■ What is asked: Lines holding the string "Advertising" are the ones to copy from this listing.
─── Records
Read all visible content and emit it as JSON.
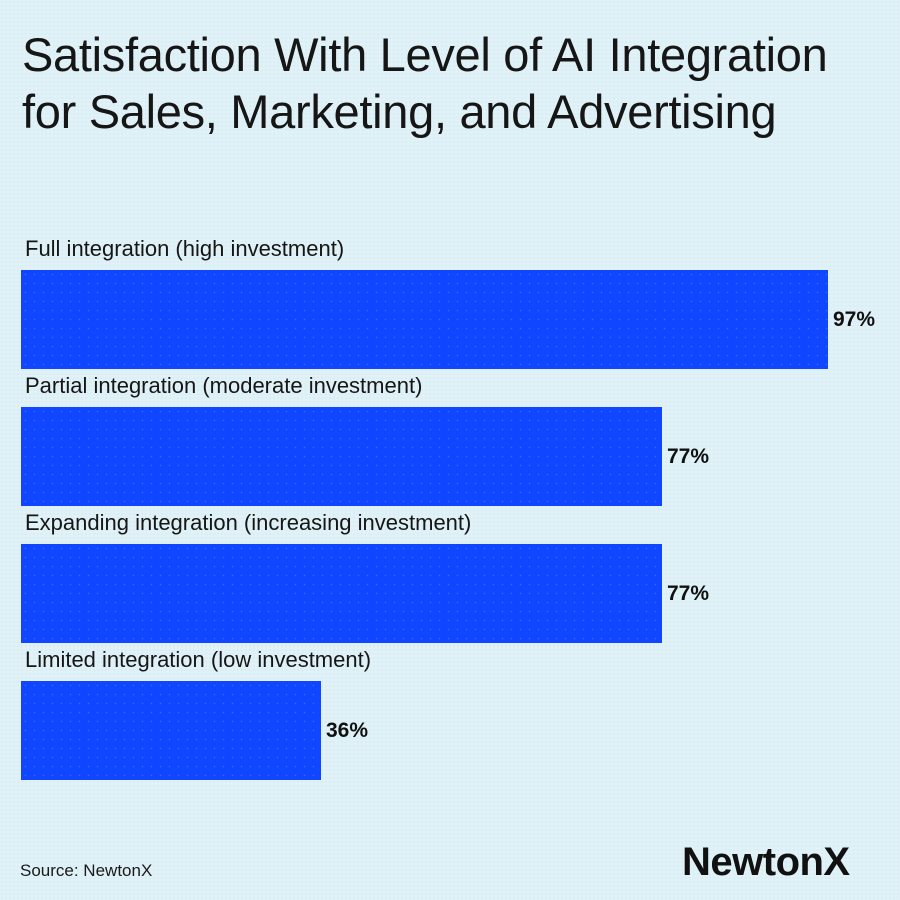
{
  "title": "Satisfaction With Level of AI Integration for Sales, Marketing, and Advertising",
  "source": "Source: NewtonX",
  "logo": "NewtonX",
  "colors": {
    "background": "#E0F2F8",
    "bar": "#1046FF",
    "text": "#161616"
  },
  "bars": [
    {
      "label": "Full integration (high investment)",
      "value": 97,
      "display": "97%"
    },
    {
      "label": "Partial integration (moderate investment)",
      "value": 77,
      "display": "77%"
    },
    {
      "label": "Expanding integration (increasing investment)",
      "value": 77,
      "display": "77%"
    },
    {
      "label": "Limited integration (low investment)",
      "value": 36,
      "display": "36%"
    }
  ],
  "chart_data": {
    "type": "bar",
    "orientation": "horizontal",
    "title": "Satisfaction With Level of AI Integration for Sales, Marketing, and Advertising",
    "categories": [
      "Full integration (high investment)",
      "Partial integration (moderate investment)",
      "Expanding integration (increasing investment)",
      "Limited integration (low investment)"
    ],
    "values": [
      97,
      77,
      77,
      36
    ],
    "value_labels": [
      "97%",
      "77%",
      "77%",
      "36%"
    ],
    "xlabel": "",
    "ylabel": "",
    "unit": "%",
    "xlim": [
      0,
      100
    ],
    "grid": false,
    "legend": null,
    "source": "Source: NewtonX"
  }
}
──────
■ Response to this exercise:
  "title": "Satisfaction With Level of AI Integration for Sales, Marketing, and Advertising",
    "title": "Satisfaction With Level of AI Integration for Sales, Marketing, and Advertising",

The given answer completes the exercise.